• TASK DESCRIPTION:
Show every line below where "JSON" can be found.

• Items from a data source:
════════════════

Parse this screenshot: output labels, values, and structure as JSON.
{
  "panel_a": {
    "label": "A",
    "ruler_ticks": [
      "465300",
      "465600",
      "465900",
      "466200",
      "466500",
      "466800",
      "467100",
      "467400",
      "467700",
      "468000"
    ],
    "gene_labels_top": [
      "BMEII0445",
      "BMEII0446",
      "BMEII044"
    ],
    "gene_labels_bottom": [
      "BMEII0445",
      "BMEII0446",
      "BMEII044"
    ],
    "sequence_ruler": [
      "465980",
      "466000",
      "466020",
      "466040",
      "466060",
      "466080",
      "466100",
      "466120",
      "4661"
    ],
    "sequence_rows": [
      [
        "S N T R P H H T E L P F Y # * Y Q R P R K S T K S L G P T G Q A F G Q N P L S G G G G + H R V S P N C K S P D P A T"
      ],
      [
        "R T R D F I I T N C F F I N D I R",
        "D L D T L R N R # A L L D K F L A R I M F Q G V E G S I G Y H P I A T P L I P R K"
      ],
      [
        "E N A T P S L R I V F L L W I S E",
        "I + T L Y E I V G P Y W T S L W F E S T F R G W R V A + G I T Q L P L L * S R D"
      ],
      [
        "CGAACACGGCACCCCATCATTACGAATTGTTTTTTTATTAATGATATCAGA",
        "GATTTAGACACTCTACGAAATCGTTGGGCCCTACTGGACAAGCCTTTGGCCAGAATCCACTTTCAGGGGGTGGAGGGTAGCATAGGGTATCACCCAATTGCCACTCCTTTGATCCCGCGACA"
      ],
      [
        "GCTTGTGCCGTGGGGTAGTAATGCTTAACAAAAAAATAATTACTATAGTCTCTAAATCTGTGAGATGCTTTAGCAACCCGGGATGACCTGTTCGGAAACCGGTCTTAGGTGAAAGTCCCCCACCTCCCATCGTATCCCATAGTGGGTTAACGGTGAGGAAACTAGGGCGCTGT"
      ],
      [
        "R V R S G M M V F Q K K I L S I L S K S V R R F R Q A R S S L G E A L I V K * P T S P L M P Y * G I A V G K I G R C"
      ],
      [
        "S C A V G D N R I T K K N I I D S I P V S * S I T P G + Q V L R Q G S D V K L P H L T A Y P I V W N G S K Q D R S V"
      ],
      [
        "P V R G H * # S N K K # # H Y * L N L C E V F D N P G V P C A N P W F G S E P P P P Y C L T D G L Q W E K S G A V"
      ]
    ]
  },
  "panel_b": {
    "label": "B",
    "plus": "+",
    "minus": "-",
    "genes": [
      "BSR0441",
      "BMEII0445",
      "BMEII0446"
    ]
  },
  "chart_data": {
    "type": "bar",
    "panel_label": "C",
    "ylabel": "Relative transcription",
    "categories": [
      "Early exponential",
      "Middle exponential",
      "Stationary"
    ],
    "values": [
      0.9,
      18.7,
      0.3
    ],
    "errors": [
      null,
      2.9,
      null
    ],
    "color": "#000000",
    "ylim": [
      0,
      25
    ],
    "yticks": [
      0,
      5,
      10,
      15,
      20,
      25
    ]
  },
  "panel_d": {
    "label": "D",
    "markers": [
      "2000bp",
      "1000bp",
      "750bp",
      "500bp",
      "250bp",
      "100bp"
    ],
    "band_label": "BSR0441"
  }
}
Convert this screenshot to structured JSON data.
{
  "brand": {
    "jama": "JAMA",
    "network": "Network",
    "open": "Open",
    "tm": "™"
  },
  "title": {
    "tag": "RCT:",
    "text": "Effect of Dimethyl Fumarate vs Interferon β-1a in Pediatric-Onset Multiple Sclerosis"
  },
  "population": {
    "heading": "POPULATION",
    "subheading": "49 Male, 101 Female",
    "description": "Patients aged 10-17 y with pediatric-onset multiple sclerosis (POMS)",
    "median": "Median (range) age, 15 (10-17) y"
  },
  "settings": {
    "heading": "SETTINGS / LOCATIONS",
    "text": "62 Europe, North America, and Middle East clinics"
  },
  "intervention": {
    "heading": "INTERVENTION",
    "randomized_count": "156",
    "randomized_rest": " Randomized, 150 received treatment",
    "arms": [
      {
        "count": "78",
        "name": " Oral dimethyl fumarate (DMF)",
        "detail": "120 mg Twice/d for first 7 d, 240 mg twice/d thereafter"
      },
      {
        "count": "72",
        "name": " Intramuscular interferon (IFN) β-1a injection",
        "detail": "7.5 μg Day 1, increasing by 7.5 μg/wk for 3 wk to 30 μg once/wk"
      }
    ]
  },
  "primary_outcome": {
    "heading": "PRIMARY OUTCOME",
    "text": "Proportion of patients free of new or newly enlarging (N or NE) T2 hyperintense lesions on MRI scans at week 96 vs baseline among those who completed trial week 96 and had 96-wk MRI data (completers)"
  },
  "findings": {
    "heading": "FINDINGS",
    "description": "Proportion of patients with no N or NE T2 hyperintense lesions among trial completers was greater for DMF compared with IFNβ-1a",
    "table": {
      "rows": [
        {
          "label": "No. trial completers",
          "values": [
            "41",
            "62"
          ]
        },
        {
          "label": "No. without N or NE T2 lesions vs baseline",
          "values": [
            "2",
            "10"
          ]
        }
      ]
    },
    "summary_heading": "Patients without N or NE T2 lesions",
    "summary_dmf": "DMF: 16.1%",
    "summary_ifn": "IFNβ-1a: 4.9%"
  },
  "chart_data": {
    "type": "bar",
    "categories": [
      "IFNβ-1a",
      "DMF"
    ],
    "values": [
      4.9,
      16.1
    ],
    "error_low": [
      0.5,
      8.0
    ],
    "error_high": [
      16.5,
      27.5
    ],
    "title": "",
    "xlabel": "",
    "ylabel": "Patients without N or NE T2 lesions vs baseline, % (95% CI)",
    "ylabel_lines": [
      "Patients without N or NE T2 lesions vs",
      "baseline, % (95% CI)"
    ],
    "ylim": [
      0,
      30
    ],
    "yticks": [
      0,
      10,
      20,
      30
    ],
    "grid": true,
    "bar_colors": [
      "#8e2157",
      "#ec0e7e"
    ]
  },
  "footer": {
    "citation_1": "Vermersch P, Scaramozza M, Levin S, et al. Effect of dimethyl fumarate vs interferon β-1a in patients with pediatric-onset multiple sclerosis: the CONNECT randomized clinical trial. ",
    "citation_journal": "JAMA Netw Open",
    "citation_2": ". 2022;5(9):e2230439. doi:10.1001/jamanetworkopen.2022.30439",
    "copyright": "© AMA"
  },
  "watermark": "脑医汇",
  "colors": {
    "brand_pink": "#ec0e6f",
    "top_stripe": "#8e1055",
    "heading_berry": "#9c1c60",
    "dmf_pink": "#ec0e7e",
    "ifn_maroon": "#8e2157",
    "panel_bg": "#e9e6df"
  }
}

════════════════

• EXERCISE ANSWER:
Parse this screenshot: output labels, values, and structure as JSON.
Convert this screenshot to structured JSON data.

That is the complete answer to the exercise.